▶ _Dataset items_
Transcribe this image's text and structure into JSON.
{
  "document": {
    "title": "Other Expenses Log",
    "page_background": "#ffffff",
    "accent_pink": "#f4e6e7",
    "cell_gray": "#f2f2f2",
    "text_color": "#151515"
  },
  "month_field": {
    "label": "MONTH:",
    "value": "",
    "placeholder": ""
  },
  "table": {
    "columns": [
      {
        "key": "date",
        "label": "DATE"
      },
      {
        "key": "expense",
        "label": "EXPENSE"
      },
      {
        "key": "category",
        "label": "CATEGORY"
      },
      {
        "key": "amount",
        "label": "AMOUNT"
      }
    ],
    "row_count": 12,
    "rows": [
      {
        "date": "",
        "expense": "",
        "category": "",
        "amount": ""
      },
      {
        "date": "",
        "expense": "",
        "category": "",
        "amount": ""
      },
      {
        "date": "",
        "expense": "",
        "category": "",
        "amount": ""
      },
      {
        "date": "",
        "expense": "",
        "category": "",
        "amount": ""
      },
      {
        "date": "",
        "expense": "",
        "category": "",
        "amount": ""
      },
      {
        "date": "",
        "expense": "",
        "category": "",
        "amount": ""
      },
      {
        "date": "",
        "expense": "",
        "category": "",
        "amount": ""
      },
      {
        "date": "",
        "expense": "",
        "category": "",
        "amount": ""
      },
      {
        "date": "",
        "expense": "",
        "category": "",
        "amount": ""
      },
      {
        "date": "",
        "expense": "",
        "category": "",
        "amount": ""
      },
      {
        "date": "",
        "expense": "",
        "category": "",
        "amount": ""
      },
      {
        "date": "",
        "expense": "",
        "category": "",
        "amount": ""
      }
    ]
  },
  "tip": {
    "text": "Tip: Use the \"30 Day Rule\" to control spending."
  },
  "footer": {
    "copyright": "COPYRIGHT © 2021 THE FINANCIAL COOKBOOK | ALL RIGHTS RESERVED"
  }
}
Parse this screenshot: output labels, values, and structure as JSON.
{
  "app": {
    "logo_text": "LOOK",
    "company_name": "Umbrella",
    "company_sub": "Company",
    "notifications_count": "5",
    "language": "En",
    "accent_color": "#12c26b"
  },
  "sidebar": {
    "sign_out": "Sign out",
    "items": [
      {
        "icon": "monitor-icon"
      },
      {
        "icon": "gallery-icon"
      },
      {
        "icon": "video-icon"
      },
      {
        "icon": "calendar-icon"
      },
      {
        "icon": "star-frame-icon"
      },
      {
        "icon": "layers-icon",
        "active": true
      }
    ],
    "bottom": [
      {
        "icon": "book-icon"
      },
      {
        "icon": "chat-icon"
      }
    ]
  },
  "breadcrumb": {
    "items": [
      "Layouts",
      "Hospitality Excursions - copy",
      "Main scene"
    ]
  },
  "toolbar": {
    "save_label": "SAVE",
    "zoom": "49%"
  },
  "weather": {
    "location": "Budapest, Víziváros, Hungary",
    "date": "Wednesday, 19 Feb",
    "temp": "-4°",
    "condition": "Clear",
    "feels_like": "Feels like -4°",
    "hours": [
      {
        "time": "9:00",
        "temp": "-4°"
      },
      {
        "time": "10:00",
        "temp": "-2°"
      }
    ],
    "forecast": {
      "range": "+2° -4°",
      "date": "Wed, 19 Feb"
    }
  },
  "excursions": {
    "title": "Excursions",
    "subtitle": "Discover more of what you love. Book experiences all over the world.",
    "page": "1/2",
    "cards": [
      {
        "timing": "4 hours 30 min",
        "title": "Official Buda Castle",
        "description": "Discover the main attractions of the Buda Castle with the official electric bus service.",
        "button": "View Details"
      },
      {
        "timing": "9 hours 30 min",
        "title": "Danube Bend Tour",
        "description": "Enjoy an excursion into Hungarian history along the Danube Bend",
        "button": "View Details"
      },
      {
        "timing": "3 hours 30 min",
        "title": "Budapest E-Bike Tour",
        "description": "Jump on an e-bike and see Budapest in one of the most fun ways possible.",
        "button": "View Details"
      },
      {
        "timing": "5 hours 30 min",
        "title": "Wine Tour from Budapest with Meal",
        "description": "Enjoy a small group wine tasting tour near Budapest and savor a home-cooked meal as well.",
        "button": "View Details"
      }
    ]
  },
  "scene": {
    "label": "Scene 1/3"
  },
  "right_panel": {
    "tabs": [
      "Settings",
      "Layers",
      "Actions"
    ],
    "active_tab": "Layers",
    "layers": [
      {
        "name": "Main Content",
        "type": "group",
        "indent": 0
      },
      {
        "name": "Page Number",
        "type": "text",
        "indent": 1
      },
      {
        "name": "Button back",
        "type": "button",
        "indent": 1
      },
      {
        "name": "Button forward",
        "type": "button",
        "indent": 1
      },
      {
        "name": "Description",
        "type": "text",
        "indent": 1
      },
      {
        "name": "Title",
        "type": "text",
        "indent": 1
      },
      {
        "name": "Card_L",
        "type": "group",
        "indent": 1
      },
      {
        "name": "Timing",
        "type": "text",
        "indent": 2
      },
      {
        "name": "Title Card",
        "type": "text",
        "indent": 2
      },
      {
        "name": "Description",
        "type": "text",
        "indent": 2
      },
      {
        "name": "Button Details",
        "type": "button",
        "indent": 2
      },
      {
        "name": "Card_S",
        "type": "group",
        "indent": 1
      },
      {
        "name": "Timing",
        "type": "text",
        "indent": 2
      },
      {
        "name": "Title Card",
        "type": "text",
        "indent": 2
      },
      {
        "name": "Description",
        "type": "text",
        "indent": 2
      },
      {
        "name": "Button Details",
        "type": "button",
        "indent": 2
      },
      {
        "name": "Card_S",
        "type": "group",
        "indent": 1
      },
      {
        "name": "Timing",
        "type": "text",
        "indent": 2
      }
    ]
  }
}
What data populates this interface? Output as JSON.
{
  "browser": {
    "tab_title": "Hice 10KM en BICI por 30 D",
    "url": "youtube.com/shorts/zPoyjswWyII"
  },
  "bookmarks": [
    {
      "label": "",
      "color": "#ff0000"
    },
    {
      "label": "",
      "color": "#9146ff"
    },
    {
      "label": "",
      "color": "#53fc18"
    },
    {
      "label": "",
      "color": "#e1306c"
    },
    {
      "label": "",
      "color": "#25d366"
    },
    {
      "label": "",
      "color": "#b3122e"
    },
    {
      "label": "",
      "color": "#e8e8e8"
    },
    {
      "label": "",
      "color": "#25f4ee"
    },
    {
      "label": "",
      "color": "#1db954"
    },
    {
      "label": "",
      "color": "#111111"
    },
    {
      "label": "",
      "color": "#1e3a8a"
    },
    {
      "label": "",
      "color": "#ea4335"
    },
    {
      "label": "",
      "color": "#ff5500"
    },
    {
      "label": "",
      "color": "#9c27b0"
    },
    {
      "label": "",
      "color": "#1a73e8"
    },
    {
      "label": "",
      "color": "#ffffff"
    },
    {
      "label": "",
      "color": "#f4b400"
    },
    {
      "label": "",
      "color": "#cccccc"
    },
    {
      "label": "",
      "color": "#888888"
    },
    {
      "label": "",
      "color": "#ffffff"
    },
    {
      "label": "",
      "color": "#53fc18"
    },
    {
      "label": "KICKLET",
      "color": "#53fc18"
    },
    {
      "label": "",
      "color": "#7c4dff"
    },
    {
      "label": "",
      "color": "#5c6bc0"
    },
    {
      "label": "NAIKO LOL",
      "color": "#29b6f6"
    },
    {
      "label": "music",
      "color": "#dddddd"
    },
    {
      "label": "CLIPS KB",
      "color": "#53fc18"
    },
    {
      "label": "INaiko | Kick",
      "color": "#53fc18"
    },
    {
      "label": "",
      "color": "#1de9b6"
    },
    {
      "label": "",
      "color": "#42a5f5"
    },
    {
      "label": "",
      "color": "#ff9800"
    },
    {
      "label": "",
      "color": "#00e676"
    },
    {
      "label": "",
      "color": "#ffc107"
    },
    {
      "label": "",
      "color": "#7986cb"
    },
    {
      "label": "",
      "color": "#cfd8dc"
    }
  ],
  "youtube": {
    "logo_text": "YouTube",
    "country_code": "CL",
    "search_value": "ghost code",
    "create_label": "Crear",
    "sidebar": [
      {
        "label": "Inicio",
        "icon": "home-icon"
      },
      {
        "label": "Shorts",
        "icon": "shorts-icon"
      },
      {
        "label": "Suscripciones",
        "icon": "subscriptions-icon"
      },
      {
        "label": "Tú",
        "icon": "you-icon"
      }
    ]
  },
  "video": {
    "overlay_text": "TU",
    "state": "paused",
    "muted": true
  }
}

▶ _Aim of the task_
Identify and copy lines that hold the string "home".

▶ _Exercise result_
        "description": "Enjoy a small group wine tasting tour near Budapest and savor a home-cooked meal as well.",
        "icon": "home-icon"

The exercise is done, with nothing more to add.